Required work:
From the entries below, list each line with "ylabel".

Information given:
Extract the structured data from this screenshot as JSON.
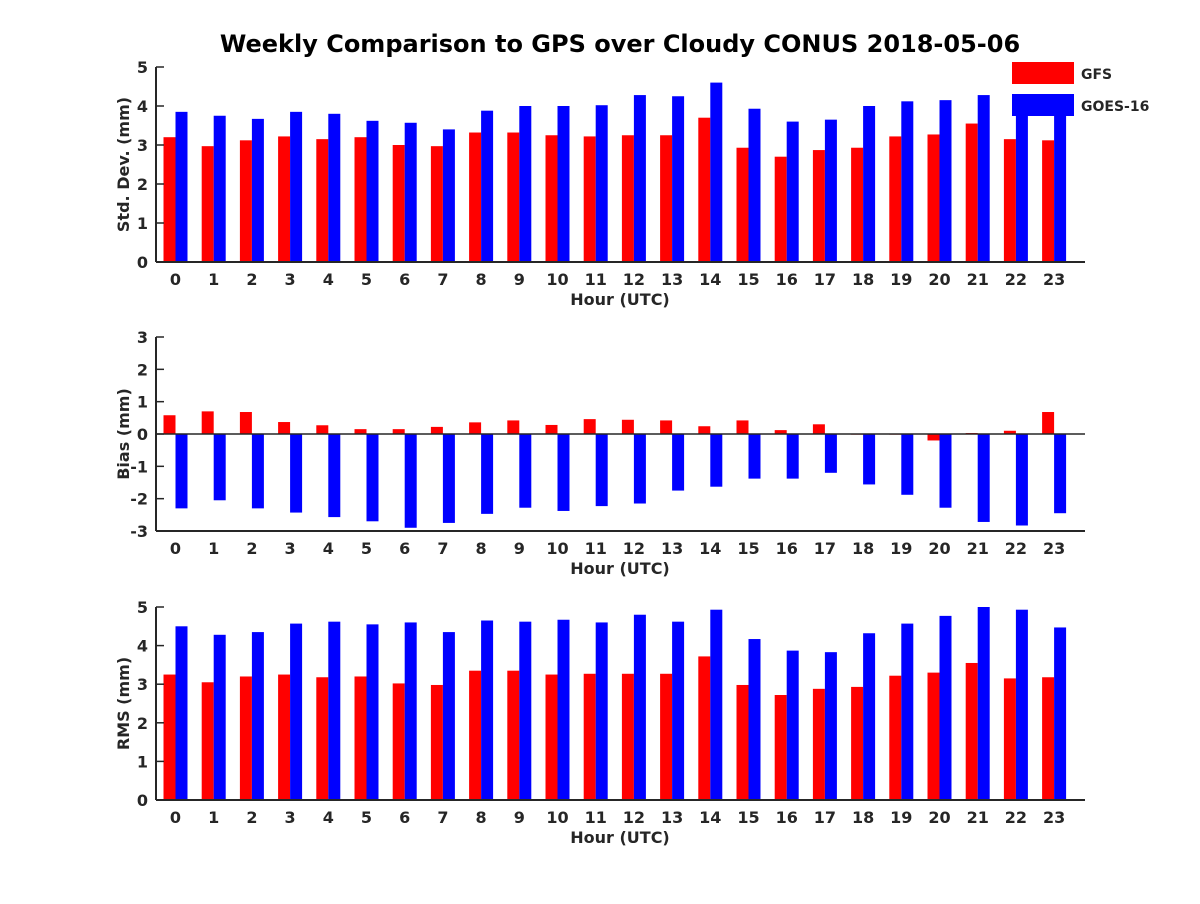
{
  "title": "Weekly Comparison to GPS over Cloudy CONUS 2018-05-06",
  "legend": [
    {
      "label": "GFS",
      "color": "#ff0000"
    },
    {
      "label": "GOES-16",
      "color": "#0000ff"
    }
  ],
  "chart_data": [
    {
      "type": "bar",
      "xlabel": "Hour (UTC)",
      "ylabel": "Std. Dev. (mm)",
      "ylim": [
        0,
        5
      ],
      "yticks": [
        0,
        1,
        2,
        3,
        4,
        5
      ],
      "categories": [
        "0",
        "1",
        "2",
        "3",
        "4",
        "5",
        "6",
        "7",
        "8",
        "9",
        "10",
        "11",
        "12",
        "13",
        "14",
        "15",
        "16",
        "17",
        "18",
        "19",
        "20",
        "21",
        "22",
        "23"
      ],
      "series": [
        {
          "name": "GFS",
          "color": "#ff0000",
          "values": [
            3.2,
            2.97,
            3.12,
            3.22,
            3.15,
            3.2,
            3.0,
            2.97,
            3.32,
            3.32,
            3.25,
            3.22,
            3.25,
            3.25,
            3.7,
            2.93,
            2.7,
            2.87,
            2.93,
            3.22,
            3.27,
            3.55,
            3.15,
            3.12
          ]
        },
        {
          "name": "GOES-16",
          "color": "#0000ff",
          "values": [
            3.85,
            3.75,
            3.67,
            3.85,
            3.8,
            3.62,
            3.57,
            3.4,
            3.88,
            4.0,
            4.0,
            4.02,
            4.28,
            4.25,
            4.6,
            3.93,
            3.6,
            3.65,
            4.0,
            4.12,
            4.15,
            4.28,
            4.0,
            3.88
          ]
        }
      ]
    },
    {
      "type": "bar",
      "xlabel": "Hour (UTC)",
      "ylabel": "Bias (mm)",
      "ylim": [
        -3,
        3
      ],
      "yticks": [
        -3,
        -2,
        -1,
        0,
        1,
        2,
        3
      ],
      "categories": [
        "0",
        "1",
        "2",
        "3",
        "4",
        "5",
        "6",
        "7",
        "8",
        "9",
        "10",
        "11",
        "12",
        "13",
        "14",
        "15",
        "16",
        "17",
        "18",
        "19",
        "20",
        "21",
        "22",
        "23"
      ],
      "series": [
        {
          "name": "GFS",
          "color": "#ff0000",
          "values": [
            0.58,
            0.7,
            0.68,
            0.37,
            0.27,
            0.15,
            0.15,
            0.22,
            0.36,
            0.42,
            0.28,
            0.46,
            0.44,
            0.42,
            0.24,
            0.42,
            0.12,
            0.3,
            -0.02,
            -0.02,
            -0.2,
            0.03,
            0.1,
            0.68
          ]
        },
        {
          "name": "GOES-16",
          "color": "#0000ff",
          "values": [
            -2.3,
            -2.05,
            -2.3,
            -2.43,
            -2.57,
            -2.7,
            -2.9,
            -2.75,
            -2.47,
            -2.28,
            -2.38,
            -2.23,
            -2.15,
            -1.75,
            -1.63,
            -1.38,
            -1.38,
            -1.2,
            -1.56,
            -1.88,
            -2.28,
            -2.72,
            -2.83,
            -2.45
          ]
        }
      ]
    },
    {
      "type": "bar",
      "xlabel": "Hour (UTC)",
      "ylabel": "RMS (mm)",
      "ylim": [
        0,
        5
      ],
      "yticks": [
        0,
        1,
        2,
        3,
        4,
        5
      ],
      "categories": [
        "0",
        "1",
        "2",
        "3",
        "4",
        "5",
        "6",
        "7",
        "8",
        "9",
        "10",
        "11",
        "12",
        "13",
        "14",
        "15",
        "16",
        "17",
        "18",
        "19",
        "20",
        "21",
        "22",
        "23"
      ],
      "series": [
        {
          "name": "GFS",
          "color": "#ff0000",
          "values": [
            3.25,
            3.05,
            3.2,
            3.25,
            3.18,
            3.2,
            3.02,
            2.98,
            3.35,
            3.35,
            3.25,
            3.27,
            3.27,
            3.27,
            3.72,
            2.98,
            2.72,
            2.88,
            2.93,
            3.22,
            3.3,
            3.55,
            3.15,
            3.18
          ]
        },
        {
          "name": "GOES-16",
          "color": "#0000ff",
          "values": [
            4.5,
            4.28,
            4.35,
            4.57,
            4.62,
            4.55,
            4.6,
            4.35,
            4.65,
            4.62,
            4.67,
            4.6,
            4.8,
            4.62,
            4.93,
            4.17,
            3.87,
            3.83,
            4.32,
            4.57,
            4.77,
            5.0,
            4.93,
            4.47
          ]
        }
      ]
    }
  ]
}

Problem solution:
      "ylabel": "Std. Dev. (mm)",
      "ylabel": "Bias (mm)",
      "ylabel": "RMS (mm)",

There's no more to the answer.